» **Exercise task**
The records below are to be copied word for word, with every picture left out.

» **Materials provided**
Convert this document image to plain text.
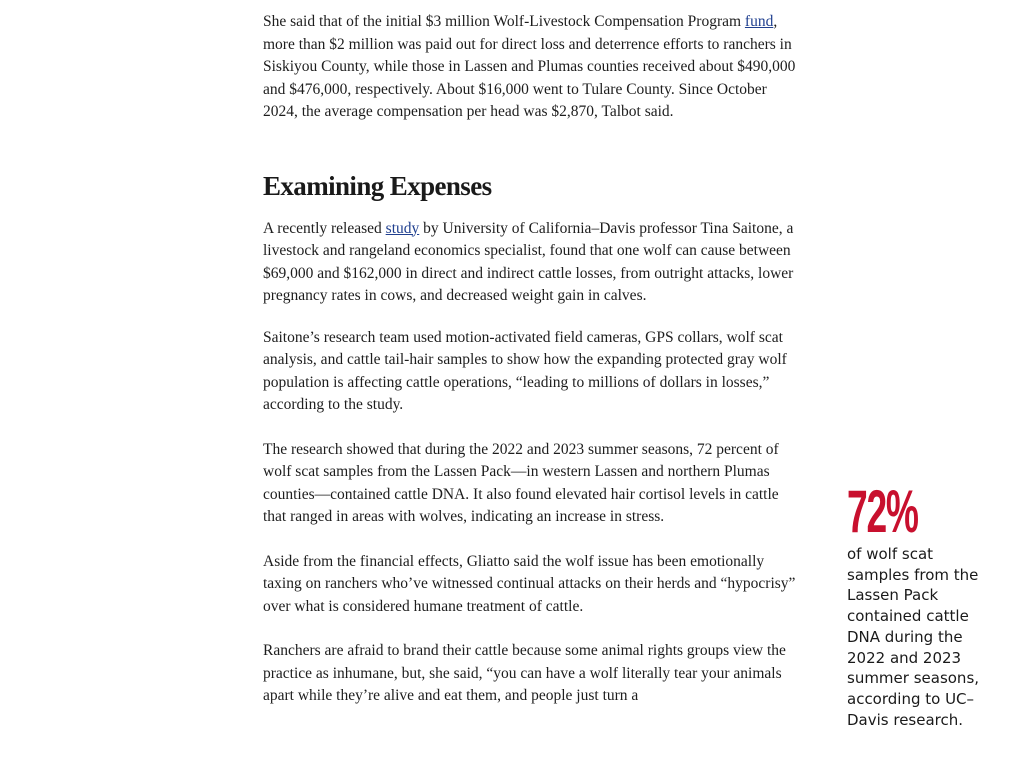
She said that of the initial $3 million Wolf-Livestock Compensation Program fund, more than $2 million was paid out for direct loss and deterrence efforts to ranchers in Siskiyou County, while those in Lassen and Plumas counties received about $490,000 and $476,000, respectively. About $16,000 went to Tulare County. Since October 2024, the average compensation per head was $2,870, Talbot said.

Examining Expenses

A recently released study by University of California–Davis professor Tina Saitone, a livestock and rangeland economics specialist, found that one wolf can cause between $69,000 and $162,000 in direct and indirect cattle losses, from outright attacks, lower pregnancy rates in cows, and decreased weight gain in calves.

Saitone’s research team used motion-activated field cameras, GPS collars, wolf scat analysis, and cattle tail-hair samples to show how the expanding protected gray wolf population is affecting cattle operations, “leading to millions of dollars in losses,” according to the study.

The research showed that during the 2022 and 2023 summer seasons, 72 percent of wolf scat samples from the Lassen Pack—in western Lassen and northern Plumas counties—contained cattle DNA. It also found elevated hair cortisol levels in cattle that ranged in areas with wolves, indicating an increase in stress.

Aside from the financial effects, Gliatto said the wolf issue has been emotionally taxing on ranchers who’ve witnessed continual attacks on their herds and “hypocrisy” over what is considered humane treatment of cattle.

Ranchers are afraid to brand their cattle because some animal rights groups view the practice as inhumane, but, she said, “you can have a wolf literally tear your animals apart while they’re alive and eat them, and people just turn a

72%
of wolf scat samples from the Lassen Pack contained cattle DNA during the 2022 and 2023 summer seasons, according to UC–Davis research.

» **Response to this task**
Convert this document image to plain text.
She said that of the initial $3 million Wolf-Livestock Compensation Program fund, more than $2 million was paid out for direct loss and deterrence efforts to ranchers in Siskiyou County, while those in Lassen and Plumas counties received about $490,000 and $476,000, respectively. About $16,000 went to Tulare County. Since October 2024, the average compensation per head was $2,870, Talbot said.

Examining Expenses

A recently released study by University of California–Davis professor Tina Saitone, a livestock and rangeland economics specialist, found that one wolf can cause between $69,000 and $162,000 in direct and indirect cattle losses, from outright attacks, lower pregnancy rates in cows, and decreased weight gain in calves.

Saitone’s research team used motion-activated field cameras, GPS collars, wolf scat analysis, and cattle tail-hair samples to show how the expanding protected gray wolf population is affecting cattle operations, “leading to millions of dollars in losses,” according to the study.

The research showed that during the 2022 and 2023 summer seasons, 72 percent of wolf scat samples from the Lassen Pack—in western Lassen and northern Plumas counties—contained cattle DNA. It also found elevated hair cortisol levels in cattle that ranged in areas with wolves, indicating an increase in stress.

Aside from the financial effects, Gliatto said the wolf issue has been emotionally taxing on ranchers who’ve witnessed continual attacks on their herds and “hypocrisy” over what is considered humane treatment of cattle.

Ranchers are afraid to brand their cattle because some animal rights groups view the practice as inhumane, but, she said, “you can have a wolf literally tear your animals apart while they’re alive and eat them, and people just turn a

72%
of wolf scat samples from the Lassen Pack contained cattle DNA during the 2022 and 2023 summer seasons, according to UC–Davis research.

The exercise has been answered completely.